§ Provided entries
----------

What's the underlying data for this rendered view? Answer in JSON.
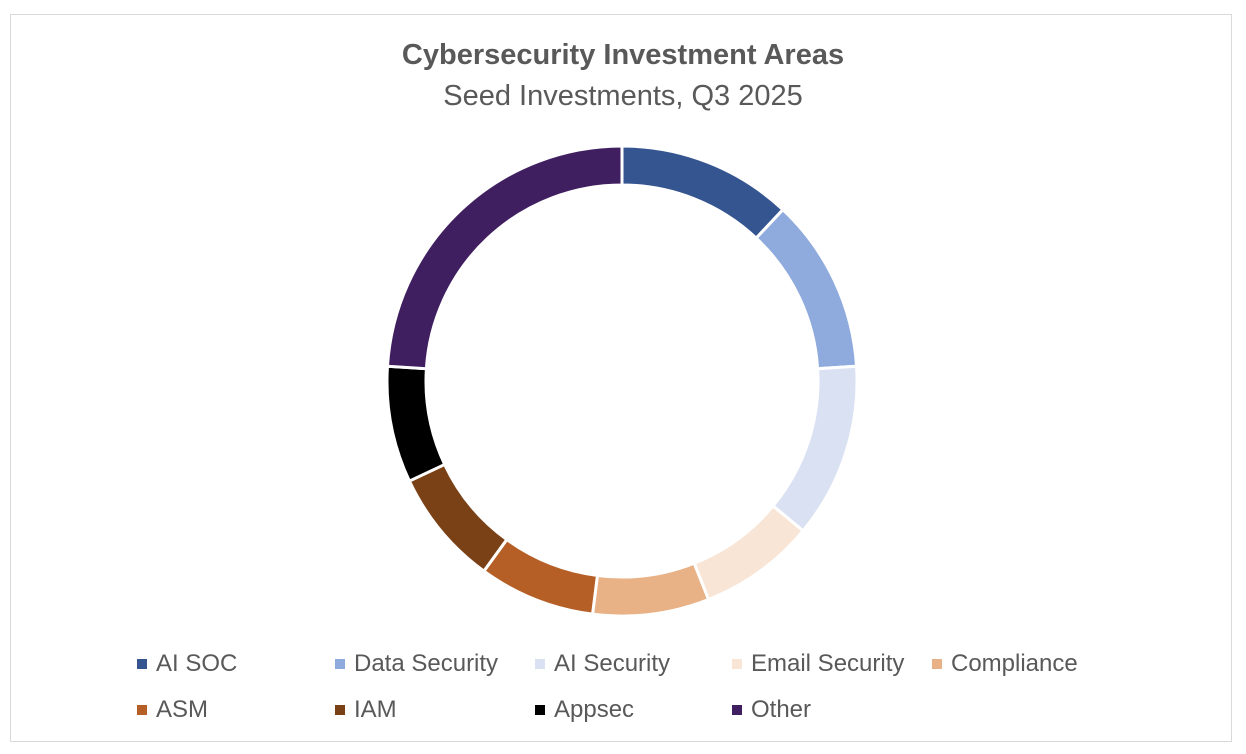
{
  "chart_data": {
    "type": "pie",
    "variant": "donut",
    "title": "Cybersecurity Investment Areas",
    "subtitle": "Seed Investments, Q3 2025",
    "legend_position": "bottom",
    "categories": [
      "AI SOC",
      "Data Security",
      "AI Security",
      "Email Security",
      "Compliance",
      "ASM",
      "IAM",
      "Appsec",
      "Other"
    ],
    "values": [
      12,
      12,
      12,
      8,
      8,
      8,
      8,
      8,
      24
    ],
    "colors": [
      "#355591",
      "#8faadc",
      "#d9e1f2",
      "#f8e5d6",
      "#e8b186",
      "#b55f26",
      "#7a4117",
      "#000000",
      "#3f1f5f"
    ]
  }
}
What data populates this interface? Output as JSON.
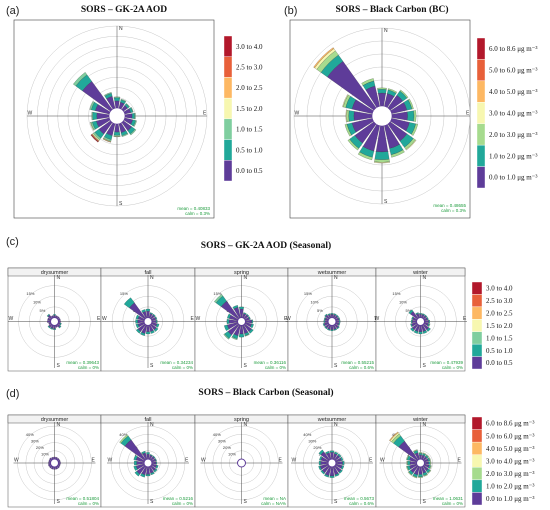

----------

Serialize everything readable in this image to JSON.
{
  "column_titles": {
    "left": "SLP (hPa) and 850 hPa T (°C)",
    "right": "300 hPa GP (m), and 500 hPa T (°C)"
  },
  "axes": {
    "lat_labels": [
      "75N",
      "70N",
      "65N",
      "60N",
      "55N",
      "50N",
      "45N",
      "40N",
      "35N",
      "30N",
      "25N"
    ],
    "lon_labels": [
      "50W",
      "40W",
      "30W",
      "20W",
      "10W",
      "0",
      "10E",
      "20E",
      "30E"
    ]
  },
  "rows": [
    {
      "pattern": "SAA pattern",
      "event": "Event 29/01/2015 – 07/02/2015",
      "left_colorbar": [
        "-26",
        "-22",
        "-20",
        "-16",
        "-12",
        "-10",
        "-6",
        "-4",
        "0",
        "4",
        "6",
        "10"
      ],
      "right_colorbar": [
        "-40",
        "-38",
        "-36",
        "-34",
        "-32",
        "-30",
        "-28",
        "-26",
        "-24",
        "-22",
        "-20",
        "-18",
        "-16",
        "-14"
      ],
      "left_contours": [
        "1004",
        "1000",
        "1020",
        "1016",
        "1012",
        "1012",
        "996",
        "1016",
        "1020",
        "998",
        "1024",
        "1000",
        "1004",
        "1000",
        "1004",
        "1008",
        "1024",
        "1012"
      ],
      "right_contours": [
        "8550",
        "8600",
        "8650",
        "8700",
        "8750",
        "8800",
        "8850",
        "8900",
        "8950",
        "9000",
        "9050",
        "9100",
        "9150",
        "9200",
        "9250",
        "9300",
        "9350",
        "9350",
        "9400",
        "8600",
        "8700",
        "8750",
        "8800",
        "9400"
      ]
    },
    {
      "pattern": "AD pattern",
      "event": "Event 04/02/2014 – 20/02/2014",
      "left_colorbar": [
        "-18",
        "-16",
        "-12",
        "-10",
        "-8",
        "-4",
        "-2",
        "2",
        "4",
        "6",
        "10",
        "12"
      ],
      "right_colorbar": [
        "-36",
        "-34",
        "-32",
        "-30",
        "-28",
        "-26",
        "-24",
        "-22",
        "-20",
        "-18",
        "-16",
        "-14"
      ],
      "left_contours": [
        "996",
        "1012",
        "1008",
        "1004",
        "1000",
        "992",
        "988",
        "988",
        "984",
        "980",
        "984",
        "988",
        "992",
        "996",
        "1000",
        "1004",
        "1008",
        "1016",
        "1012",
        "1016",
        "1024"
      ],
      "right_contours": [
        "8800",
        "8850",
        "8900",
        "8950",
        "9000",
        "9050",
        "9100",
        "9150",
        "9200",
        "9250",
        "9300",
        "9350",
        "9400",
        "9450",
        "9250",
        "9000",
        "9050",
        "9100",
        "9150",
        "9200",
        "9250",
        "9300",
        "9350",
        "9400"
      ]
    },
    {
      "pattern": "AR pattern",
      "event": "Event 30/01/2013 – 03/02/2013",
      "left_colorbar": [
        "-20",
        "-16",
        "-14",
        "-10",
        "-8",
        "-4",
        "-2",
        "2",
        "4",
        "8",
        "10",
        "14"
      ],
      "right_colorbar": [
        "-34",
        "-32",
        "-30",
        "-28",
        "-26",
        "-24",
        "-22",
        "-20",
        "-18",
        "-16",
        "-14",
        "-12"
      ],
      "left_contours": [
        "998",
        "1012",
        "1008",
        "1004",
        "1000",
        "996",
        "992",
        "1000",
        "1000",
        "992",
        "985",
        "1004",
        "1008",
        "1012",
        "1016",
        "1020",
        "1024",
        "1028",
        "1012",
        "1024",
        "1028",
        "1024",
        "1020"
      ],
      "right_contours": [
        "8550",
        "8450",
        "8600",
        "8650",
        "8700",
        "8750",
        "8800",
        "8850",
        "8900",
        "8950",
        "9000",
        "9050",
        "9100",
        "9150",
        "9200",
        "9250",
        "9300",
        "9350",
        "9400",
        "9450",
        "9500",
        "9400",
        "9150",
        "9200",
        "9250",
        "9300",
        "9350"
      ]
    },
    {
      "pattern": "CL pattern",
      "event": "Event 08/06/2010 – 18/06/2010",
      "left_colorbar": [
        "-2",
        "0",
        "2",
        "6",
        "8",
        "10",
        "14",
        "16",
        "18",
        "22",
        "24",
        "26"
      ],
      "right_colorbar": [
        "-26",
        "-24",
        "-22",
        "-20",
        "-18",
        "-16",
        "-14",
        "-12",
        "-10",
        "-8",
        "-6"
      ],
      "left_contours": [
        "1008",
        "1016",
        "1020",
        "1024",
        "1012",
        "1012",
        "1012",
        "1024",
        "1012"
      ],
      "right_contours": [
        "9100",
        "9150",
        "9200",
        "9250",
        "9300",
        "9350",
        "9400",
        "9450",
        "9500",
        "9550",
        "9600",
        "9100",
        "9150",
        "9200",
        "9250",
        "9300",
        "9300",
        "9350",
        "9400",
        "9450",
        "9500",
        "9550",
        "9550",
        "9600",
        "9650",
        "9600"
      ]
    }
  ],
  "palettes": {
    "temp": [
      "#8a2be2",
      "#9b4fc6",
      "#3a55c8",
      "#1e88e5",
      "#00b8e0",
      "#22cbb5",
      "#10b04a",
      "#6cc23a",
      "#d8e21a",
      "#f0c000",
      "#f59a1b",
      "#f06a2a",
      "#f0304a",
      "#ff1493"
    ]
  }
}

----------

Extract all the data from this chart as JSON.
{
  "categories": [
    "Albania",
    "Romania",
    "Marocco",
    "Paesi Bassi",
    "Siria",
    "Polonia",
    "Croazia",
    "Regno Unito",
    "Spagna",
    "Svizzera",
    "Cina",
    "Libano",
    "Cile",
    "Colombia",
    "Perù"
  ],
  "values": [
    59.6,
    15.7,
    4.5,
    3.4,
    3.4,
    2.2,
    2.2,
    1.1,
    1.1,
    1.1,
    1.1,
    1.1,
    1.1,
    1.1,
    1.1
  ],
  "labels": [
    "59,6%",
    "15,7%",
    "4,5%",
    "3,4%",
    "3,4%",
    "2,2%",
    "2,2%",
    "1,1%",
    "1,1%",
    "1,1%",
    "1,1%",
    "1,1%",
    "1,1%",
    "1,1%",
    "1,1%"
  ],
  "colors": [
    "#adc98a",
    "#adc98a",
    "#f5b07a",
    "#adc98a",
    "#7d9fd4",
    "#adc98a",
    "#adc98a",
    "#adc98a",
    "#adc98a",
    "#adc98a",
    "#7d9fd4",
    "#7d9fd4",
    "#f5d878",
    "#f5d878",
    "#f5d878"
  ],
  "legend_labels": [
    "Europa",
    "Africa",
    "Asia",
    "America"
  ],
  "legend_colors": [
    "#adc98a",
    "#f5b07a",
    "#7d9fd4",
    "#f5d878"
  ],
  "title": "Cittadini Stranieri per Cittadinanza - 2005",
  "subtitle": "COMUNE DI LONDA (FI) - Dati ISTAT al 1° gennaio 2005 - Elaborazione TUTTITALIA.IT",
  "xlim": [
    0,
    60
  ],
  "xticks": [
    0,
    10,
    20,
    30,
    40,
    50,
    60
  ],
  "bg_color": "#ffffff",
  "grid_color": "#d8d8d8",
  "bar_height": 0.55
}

----------

§ Task to carry out
Above this task is a listing with pictures in it. Retype only the lines from the one containing "What's the underlying" through the one containing "What data populates", both included, and not the pictures.

§ Answer to this problem
What's the underlying data for this rendered view? Answer in JSON.
{
  "chart_data": {
    "type": "pie",
    "variant": "donut",
    "title": "Cybersecurity Investment Areas",
    "subtitle": "Seed Investments, Q3 2025",
    "legend_position": "bottom",
    "categories": [
      "AI SOC",
      "Data Security",
      "AI Security",
      "Email Security",
      "Compliance",
      "ASM",
      "IAM",
      "Appsec",
      "Other"
    ],
    "values": [
      12,
      12,
      12,
      8,
      8,
      8,
      8,
      8,
      24
    ],
    "colors": [
      "#355591",
      "#8faadc",
      "#d9e1f2",
      "#f8e5d6",
      "#e8b186",
      "#b55f26",
      "#7a4117",
      "#000000",
      "#3f1f5f"
    ]
  }
}
What data populates this interface? Output as JSON.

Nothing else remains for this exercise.